**THE PROBLEM:** Report every line in the listing below where the string "header" shows up.

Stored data

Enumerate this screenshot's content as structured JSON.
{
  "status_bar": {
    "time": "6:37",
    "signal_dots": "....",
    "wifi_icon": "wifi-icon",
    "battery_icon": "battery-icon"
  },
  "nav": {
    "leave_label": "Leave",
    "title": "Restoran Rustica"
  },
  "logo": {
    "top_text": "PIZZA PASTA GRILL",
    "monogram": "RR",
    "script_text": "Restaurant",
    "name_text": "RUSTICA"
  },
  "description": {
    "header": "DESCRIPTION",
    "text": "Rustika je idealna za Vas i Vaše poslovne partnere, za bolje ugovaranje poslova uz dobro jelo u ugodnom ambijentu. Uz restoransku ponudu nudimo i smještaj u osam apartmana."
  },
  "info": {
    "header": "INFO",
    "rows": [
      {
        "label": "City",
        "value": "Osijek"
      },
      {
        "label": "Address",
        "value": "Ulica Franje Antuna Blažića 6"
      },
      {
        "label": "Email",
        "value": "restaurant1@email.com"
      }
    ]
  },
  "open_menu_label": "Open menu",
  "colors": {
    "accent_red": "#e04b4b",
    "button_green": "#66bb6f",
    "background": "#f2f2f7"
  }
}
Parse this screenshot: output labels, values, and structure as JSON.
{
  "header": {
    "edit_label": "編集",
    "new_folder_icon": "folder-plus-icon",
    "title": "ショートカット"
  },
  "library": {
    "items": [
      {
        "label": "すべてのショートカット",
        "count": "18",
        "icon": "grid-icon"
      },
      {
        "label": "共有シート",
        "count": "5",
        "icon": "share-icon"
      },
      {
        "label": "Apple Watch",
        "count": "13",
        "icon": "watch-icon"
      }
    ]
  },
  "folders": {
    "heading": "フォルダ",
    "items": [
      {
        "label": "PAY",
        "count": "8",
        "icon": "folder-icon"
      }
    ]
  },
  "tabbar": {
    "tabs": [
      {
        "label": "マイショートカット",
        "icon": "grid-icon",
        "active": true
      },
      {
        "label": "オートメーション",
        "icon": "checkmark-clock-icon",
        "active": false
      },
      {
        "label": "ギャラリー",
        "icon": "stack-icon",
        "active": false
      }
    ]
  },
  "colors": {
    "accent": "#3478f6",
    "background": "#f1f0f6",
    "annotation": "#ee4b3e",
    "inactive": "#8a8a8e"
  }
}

**CORRECT OUTPUT:**
    "header": "DESCRIPTION",
    "header": "INFO",
  "header": {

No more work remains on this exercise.